* [Stated problem]
Using the listing below, copy every line that mentions "actin".
___ Information provided ___
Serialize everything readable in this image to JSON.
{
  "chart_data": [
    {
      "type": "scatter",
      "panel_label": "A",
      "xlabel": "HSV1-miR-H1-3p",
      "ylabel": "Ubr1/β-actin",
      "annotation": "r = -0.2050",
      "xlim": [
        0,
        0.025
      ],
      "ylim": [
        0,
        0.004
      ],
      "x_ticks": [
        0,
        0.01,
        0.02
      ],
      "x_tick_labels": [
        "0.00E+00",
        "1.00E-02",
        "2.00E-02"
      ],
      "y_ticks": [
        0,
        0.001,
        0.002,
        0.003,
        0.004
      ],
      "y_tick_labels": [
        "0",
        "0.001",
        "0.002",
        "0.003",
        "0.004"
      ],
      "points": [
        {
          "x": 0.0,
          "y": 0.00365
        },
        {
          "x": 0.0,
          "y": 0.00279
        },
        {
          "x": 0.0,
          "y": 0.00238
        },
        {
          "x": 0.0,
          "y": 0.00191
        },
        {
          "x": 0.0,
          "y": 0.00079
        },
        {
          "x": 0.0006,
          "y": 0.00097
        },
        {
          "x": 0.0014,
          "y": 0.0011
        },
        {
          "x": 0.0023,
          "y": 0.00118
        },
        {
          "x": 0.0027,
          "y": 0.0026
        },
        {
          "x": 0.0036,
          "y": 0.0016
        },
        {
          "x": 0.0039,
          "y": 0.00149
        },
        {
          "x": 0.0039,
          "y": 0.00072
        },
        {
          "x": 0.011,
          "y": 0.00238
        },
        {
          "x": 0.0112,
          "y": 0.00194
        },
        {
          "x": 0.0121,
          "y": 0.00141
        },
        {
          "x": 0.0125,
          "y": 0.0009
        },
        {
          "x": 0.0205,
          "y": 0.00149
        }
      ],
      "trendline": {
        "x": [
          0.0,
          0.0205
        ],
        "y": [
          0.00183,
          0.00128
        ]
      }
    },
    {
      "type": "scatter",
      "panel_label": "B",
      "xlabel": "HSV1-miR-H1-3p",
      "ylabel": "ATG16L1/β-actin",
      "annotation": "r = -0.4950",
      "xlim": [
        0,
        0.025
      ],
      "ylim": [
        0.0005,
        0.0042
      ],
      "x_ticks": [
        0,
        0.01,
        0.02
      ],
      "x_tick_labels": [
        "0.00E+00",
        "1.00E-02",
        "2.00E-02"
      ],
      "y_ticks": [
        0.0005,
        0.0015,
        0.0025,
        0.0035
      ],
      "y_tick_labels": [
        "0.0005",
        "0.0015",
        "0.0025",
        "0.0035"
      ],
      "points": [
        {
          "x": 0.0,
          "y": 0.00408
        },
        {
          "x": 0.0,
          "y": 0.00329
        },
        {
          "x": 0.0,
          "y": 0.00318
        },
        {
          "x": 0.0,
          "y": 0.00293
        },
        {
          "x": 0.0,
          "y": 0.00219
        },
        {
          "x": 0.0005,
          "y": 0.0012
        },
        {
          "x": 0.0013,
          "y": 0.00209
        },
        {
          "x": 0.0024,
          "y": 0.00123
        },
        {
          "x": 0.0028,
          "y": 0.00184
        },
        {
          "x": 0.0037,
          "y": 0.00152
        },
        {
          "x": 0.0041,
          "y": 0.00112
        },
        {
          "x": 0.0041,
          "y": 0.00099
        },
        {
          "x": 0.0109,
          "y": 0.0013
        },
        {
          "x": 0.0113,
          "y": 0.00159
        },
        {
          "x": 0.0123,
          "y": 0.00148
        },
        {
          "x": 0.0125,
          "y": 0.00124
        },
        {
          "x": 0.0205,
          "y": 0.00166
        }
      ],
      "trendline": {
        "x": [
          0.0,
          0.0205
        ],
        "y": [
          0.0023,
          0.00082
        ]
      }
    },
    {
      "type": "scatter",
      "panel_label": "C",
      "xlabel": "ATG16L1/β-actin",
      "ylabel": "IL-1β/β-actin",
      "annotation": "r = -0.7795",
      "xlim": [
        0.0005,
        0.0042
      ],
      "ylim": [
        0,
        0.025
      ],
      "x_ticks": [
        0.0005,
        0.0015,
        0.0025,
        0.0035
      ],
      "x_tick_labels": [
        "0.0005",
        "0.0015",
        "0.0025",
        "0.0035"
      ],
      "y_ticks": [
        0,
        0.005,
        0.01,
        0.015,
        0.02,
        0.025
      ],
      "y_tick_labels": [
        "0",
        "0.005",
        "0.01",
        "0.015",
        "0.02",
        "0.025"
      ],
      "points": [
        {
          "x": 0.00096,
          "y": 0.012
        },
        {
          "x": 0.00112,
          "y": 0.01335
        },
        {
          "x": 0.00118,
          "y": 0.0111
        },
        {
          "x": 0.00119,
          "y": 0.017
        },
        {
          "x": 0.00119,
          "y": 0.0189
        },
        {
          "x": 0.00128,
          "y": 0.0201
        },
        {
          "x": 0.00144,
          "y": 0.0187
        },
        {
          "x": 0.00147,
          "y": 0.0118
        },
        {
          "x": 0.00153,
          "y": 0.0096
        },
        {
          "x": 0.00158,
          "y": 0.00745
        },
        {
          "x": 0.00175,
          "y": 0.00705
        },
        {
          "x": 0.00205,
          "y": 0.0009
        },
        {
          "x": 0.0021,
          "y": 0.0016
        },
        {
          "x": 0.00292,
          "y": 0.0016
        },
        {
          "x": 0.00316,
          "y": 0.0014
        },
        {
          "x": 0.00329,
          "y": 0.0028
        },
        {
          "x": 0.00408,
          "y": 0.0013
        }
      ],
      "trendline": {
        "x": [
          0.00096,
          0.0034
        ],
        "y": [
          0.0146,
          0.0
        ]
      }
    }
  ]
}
___
* [Response to the task]
      "ylabel": "Ubr1/β-actin",
      "ylabel": "ATG16L1/β-actin",
      "xlabel": "ATG16L1/β-actin",
      "ylabel": "IL-1β/β-actin",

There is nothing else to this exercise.